**THE EXERCISE**
Return the listing below unchanged, minus its pictures.

**SUPPLIED RECORDS**
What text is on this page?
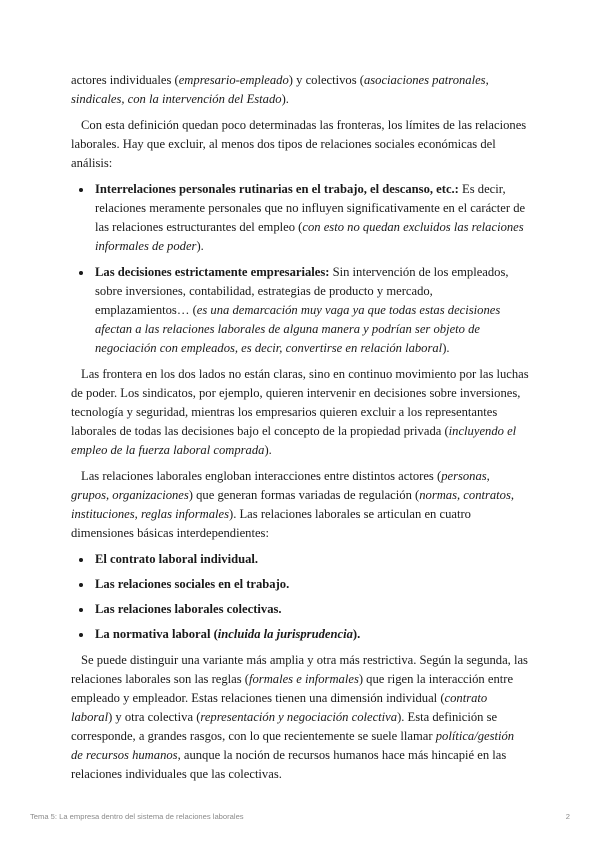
actores individuales (empresario-empleado) y colectivos (asociaciones patronales, sindicales, con la intervención del Estado).

Con esta definición quedan poco determinadas las fronteras, los límites de las relaciones laborales. Hay que excluir, al menos dos tipos de relaciones sociales económicas del análisis:

• Interrelaciones personales rutinarias en el trabajo, el descanso, etc.: Es decir, relaciones meramente personales que no influyen significativamente en el carácter de las relaciones estructurantes del empleo (con esto no quedan excluidos las relaciones informales de poder).
• Las decisiones estrictamente empresariales: Sin intervención de los empleados, sobre inversiones, contabilidad, estrategias de producto y mercado, emplazamientos… (es una demarcación muy vaga ya que todas estas decisiones afectan a las relaciones laborales de alguna manera y podrían ser objeto de negociación con empleados, es decir, convertirse en relación laboral).

Las frontera en los dos lados no están claras, sino en continuo movimiento por las luchas de poder. Los sindicatos, por ejemplo, quieren intervenir en decisiones sobre inversiones, tecnología y seguridad, mientras los empresarios quieren excluir a los representantes laborales de todas las decisiones bajo el concepto de la propiedad privada (incluyendo el empleo de la fuerza laboral comprada).

Las relaciones laborales engloban interacciones entre distintos actores (personas, grupos, organizaciones) que generan formas variadas de regulación (normas, contratos, instituciones, reglas informales). Las relaciones laborales se articulan en cuatro dimensiones básicas interdependientes:

• El contrato laboral individual.
• Las relaciones sociales en el trabajo.
• Las relaciones laborales colectivas.
• La normativa laboral (incluida la jurisprudencia).

Se puede distinguir una variante más amplia y otra más restrictiva. Según la segunda, las relaciones laborales son las reglas (formales e informales) que rigen la interacción entre empleado y empleador. Estas relaciones tienen una dimensión individual (contrato laboral) y otra colectiva (representación y negociación colectiva). Esta definición se corresponde, a grandes rasgos, con lo que recientemente se suele llamar política/gestión de recursos humanos, aunque la noción de recursos humanos hace más hincapié en las relaciones individuales que las colectivas.

Tema 5: La empresa dentro del sistema de relaciones laborales	2
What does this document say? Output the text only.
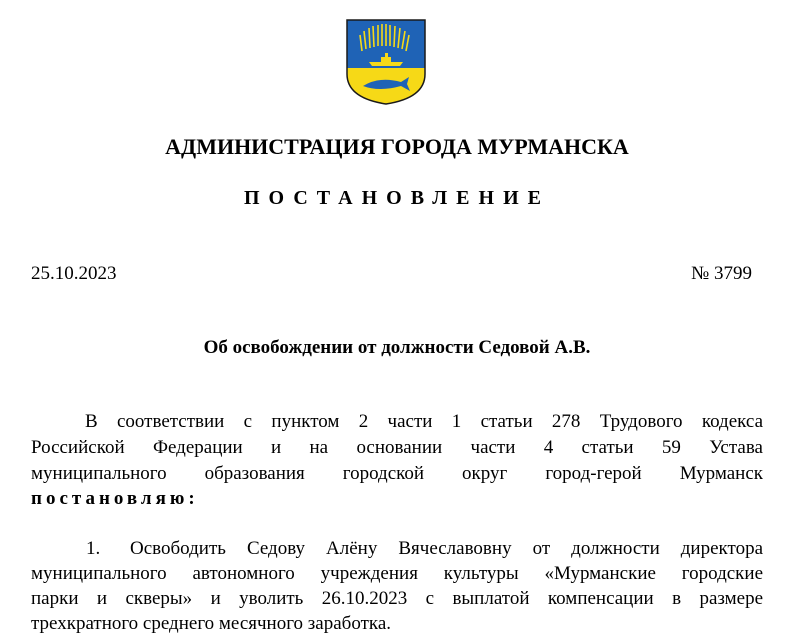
АДМИНИСТРАЦИЯ ГОРОДА МУРМАНСКА
ПОСТАНОВЛЕНИЕ
25.10.2023	№ 3799
Об освобождении от должности Седовой А.В.
В соответствии с пунктом 2 части 1 статьи 278 Трудового кодекса
Российской Федерации и на основании части 4 статьи 59 Устава
муниципального образования городской округ город-герой Мурманск
постановляю:
1. Освободить Седову Алёну Вячеславовну от должности директора
муниципального автономного учреждения культуры «Мурманские городские
парки и скверы» и уволить 26.10.2023 с выплатой компенсации в размере
трехкратного среднего месячного заработка.
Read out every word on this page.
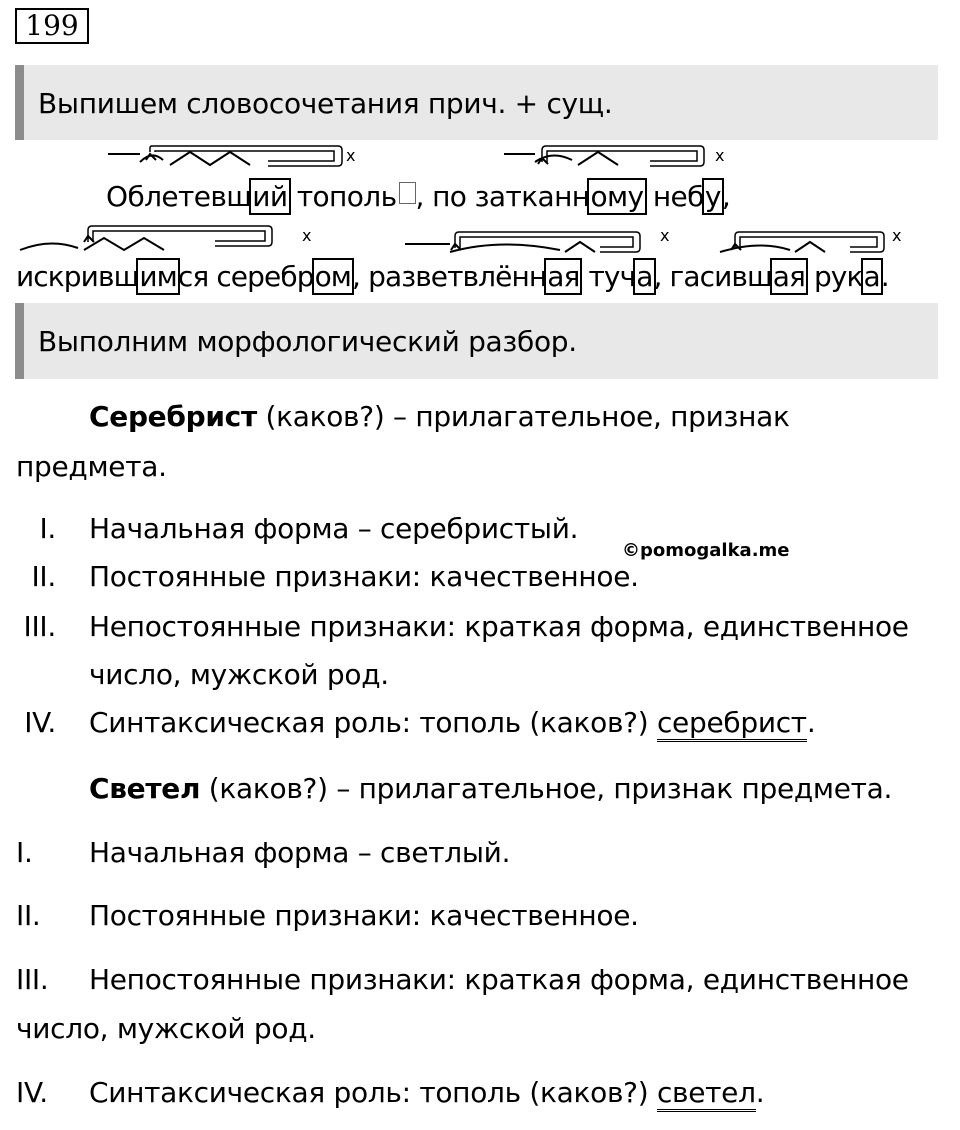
199
Выпишем словосочетания прич. + сущ.
x	x
x	x	x
Облетевший тополь , по затканному небу,
искрившимся серебром, разветвлённая туча, гасившая рука.
Выполним морфологический разбор.
Серебрист (каков?) – прилагательное, признак
предмета.
I. Начальная форма – серебристый.
©pomogalka.me
II. Постоянные признаки: качественное.
III. Непостоянные признаки: краткая форма, единственное
число, мужской род.
IV. Синтаксическая роль: тополь (каков?) серебрист.
Светел (каков?) – прилагательное, признак предмета.
I. Начальная форма – светлый.
II. Постоянные признаки: качественное.
III. Непостоянные признаки: краткая форма, единственное
число, мужской род.
IV. Синтаксическая роль: тополь (каков?) светел.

**TASK ANSWER**
What text is on this page?
actores individuales (empresario-empleado) y colectivos (asociaciones patronales, sindicales, con la intervención del Estado).

Con esta definición quedan poco determinadas las fronteras, los límites de las relaciones laborales. Hay que excluir, al menos dos tipos de relaciones sociales económicas del análisis:

• Interrelaciones personales rutinarias en el trabajo, el descanso, etc.: Es decir, relaciones meramente personales que no influyen significativamente en el carácter de las relaciones estructurantes del empleo (con esto no quedan excluidos las relaciones informales de poder).
• Las decisiones estrictamente empresariales: Sin intervención de los empleados, sobre inversiones, contabilidad, estrategias de producto y mercado, emplazamientos… (es una demarcación muy vaga ya que todas estas decisiones afectan a las relaciones laborales de alguna manera y podrían ser objeto de negociación con empleados, es decir, convertirse en relación laboral).

Las frontera en los dos lados no están claras, sino en continuo movimiento por las luchas de poder. Los sindicatos, por ejemplo, quieren intervenir en decisiones sobre inversiones, tecnología y seguridad, mientras los empresarios quieren excluir a los representantes laborales de todas las decisiones bajo el concepto de la propiedad privada (incluyendo el empleo de la fuerza laboral comprada).

Las relaciones laborales engloban interacciones entre distintos actores (personas, grupos, organizaciones) que generan formas variadas de regulación (normas, contratos, instituciones, reglas informales). Las relaciones laborales se articulan en cuatro dimensiones básicas interdependientes:

• El contrato laboral individual.
• Las relaciones sociales en el trabajo.
• Las relaciones laborales colectivas.
• La normativa laboral (incluida la jurisprudencia).

Se puede distinguir una variante más amplia y otra más restrictiva. Según la segunda, las relaciones laborales son las reglas (formales e informales) que rigen la interacción entre empleado y empleador. Estas relaciones tienen una dimensión individual (contrato laboral) y otra colectiva (representación y negociación colectiva). Esta definición se corresponde, a grandes rasgos, con lo que recientemente se suele llamar política/gestión de recursos humanos, aunque la noción de recursos humanos hace más hincapié en las relaciones individuales que las colectivas.

Tema 5: La empresa dentro del sistema de relaciones laborales	2
What does this document say? Output the text only.
АДМИНИСТРАЦИЯ ГОРОДА МУРМАНСКА
ПОСТАНОВЛЕНИЕ
25.10.2023	№ 3799
Об освобождении от должности Седовой А.В.
В соответствии с пунктом 2 части 1 статьи 278 Трудового кодекса
Российской Федерации и на основании части 4 статьи 59 Устава
муниципального образования городской округ город-герой Мурманск
постановляю:
1. Освободить Седову Алёну Вячеславовну от должности директора
муниципального автономного учреждения культуры «Мурманские городские
парки и скверы» и уволить 26.10.2023 с выплатой компенсации в размере
трехкратного среднего месячного заработка.
Read out every word on this page.
199
Выпишем словосочетания прич. + сущ.
x	x
x	x	x
Облетевший тополь , по затканному небу,
искрившимся серебром, разветвлённая туча, гасившая рука.
Выполним морфологический разбор.
Серебрист (каков?) – прилагательное, признак
предмета.
I. Начальная форма – серебристый.
©pomogalka.me
II. Постоянные признаки: качественное.
III. Непостоянные признаки: краткая форма, единственное
число, мужской род.
IV. Синтаксическая роль: тополь (каков?) серебрист.
Светел (каков?) – прилагательное, признак предмета.
I. Начальная форма – светлый.
II. Постоянные признаки: качественное.
III. Непостоянные признаки: краткая форма, единственное
число, мужской род.
IV. Синтаксическая роль: тополь (каков?) светел.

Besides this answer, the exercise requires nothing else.